##### TASK DATA

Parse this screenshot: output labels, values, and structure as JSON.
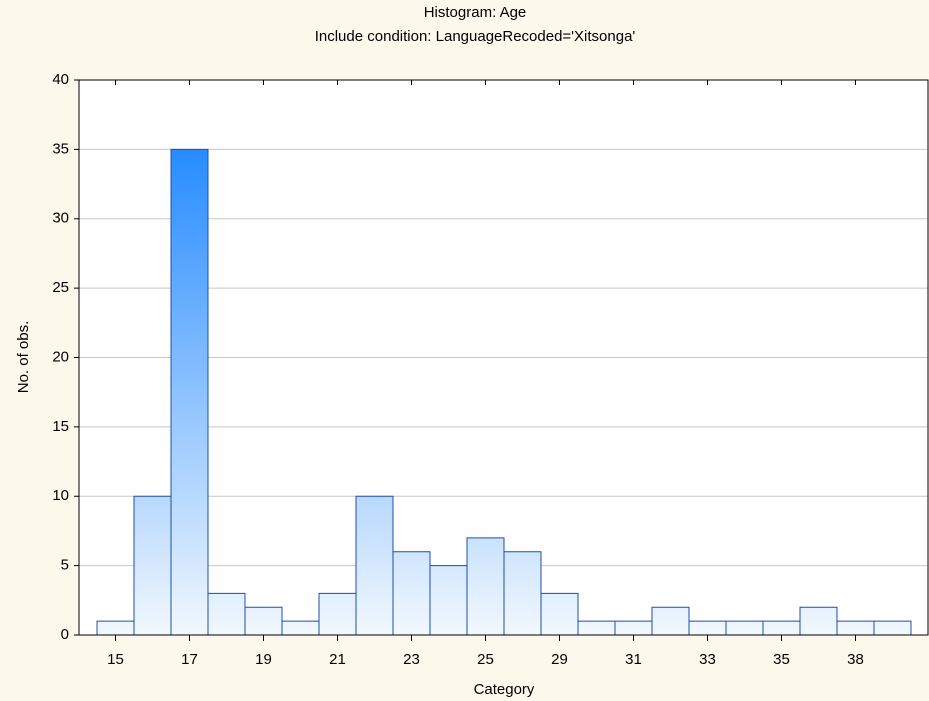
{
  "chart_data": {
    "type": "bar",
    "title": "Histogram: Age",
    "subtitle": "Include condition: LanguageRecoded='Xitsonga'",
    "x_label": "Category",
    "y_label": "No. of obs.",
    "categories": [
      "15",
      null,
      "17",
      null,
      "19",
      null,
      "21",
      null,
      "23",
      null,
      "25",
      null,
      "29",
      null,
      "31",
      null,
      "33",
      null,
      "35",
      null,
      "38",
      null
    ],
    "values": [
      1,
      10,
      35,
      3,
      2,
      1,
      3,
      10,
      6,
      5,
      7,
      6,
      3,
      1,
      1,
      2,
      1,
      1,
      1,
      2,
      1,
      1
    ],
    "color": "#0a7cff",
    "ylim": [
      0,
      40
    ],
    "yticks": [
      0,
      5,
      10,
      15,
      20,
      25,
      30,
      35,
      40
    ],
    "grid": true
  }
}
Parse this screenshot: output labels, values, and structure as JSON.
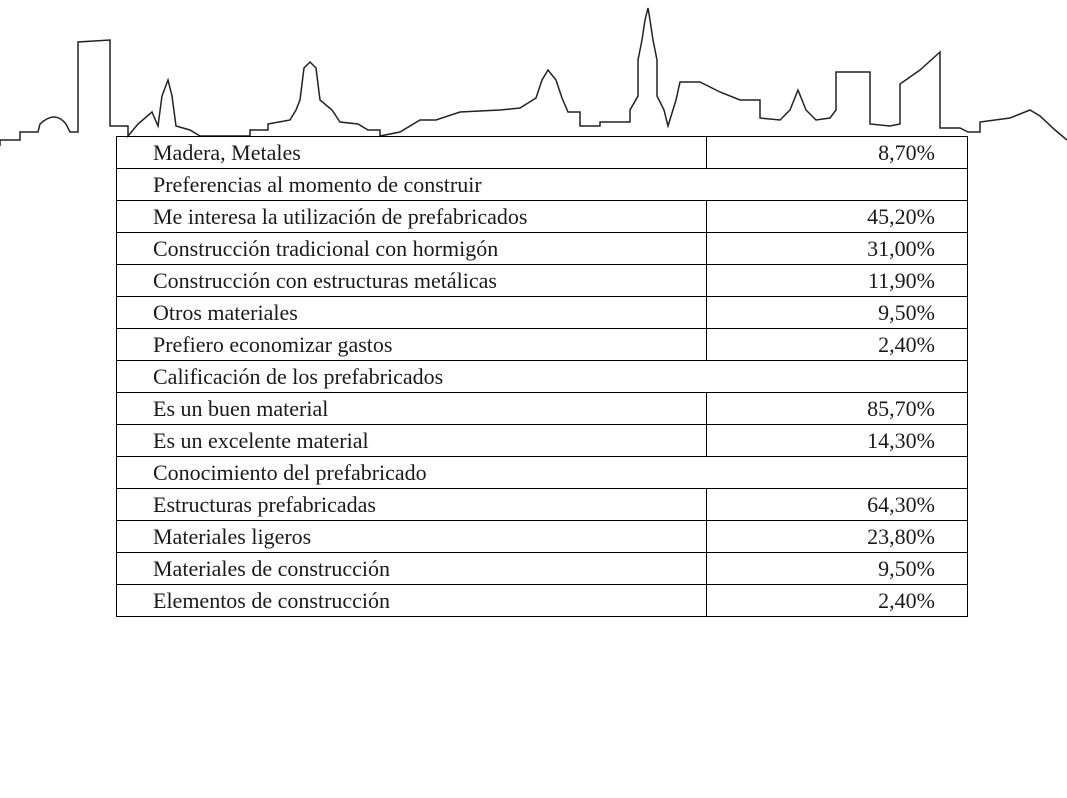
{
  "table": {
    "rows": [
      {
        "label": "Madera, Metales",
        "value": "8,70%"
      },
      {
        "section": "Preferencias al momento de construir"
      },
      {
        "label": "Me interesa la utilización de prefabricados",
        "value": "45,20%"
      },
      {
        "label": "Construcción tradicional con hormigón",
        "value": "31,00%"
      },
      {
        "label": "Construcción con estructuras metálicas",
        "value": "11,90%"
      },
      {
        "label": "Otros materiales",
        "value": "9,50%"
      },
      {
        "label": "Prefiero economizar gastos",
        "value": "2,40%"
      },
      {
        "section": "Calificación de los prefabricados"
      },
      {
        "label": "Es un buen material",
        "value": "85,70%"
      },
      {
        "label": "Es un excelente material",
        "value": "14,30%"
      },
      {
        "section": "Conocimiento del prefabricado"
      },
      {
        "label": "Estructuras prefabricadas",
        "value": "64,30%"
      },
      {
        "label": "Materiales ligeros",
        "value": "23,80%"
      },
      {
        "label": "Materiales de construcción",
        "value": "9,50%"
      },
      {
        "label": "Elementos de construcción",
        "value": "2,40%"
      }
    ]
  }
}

##########

- _AIM OF THE EXERCISE_: Reproduce the material above in full, exactly, with no images.

- _RESULT OF THE TASK_:
Parse this screenshot: output labels, values, and structure as JSON.
{
  "chart_data": {
    "type": "bar",
    "title": "Histogram: Age",
    "subtitle": "Include condition: LanguageRecoded='Xitsonga'",
    "x_label": "Category",
    "y_label": "No. of obs.",
    "categories": [
      "15",
      null,
      "17",
      null,
      "19",
      null,
      "21",
      null,
      "23",
      null,
      "25",
      null,
      "29",
      null,
      "31",
      null,
      "33",
      null,
      "35",
      null,
      "38",
      null
    ],
    "values": [
      1,
      10,
      35,
      3,
      2,
      1,
      3,
      10,
      6,
      5,
      7,
      6,
      3,
      1,
      1,
      2,
      1,
      1,
      1,
      2,
      1,
      1
    ],
    "color": "#0a7cff",
    "ylim": [
      0,
      40
    ],
    "yticks": [
      0,
      5,
      10,
      15,
      20,
      25,
      30,
      35,
      40
    ],
    "grid": true
  }
}
Parse this screenshot: output labels, values, and structure as JSON.
{
  "table": {
    "rows": [
      {
        "label": "Madera, Metales",
        "value": "8,70%"
      },
      {
        "section": "Preferencias al momento de construir"
      },
      {
        "label": "Me interesa la utilización de prefabricados",
        "value": "45,20%"
      },
      {
        "label": "Construcción tradicional con hormigón",
        "value": "31,00%"
      },
      {
        "label": "Construcción con estructuras metálicas",
        "value": "11,90%"
      },
      {
        "label": "Otros materiales",
        "value": "9,50%"
      },
      {
        "label": "Prefiero economizar gastos",
        "value": "2,40%"
      },
      {
        "section": "Calificación de los prefabricados"
      },
      {
        "label": "Es un buen material",
        "value": "85,70%"
      },
      {
        "label": "Es un excelente material",
        "value": "14,30%"
      },
      {
        "section": "Conocimiento del prefabricado"
      },
      {
        "label": "Estructuras prefabricadas",
        "value": "64,30%"
      },
      {
        "label": "Materiales ligeros",
        "value": "23,80%"
      },
      {
        "label": "Materiales de construcción",
        "value": "9,50%"
      },
      {
        "label": "Elementos de construcción",
        "value": "2,40%"
      }
    ]
  }
}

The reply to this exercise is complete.